Provided material:
- - -
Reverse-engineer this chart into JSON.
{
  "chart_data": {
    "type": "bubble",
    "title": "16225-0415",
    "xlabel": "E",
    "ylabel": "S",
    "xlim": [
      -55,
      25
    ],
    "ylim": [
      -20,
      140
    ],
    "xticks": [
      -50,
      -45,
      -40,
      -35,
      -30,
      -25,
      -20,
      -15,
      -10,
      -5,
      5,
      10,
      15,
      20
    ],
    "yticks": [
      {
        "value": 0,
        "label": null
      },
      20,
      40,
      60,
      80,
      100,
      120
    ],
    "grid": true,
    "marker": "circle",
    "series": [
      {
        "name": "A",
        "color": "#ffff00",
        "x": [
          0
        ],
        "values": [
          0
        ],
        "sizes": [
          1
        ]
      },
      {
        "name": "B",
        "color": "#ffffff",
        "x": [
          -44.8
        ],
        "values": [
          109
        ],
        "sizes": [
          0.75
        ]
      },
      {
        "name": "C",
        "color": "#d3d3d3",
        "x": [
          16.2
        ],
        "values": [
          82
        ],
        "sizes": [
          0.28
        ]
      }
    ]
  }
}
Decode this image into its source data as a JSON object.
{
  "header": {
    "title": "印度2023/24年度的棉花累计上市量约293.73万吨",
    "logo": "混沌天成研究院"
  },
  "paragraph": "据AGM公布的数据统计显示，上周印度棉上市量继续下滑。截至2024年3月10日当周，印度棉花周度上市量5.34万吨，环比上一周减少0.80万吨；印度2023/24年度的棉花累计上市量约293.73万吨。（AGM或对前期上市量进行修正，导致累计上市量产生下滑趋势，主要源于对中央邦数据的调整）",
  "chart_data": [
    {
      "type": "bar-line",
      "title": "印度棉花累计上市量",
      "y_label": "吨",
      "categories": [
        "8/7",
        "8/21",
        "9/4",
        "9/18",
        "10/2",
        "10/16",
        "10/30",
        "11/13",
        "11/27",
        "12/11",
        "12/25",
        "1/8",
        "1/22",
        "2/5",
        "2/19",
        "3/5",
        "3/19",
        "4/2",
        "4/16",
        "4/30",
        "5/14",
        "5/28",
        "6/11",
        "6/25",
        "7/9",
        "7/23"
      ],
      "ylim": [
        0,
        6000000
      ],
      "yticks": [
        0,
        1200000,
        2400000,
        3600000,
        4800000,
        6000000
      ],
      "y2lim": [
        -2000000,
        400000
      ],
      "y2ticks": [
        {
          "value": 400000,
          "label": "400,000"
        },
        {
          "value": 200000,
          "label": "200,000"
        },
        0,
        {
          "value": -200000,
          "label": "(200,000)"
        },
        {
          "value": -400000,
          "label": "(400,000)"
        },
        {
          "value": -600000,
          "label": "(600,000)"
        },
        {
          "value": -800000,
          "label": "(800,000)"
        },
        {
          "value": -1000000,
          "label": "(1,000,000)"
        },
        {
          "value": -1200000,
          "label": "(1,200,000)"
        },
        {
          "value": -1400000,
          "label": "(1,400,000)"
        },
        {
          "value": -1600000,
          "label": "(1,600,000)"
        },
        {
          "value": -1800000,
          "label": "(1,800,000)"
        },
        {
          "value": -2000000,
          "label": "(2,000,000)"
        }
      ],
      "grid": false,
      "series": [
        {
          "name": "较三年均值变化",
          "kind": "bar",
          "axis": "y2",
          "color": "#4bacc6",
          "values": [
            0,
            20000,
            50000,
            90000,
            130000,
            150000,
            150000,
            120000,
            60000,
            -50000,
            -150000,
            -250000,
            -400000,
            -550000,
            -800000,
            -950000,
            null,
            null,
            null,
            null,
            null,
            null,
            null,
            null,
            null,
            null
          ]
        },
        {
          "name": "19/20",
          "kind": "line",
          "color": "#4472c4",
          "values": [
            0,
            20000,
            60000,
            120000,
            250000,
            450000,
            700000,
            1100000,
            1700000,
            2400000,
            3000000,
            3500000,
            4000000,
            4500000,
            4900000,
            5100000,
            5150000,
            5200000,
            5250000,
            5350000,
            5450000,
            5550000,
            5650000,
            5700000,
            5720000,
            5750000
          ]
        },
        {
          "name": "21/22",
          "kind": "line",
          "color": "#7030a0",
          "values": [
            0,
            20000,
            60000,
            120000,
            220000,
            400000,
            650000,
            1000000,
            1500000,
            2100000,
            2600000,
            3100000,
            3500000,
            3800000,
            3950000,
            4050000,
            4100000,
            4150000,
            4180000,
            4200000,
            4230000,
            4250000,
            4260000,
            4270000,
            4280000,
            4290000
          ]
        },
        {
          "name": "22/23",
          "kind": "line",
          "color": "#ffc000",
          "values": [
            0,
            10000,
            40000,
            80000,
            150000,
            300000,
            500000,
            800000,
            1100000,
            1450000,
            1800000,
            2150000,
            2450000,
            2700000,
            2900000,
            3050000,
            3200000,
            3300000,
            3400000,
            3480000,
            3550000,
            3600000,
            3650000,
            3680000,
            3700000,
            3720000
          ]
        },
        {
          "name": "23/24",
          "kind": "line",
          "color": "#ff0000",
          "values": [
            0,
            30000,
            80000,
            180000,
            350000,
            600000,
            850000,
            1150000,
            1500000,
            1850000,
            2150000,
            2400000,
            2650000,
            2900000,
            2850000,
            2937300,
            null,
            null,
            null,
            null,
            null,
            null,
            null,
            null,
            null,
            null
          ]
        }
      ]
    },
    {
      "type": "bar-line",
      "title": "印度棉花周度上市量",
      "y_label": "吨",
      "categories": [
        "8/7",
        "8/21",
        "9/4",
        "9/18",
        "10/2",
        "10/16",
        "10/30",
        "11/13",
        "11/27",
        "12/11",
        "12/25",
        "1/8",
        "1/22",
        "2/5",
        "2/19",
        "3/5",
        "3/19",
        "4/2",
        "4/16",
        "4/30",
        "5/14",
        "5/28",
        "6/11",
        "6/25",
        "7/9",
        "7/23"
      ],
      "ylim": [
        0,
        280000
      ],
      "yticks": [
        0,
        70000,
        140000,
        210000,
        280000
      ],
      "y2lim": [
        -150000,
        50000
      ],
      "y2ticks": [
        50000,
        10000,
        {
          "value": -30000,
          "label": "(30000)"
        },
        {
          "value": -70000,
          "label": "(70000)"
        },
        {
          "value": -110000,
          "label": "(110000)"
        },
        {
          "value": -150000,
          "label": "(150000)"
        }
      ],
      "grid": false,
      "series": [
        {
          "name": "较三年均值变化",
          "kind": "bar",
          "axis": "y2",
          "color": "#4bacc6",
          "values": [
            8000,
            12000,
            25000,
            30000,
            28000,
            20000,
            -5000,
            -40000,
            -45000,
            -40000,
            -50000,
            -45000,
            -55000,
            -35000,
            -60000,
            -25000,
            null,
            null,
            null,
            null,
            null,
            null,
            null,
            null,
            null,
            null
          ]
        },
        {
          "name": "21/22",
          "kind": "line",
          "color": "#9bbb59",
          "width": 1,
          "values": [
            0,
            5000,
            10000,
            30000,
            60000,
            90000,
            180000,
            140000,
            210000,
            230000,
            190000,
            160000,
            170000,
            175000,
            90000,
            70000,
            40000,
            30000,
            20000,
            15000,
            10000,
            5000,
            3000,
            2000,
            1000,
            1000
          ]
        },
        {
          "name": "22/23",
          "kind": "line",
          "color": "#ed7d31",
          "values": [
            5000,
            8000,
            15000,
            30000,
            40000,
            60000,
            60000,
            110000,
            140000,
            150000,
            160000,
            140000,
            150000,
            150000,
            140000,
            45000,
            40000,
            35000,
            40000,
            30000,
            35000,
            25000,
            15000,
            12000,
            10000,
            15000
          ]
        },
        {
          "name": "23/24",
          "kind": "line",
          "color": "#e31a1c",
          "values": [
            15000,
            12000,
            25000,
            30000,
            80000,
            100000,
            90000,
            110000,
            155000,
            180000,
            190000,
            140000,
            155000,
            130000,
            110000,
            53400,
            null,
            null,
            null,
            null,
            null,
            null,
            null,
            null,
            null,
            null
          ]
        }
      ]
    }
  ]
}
- - -
Find every line holding the word "JSON"; give their count and nothing else.

2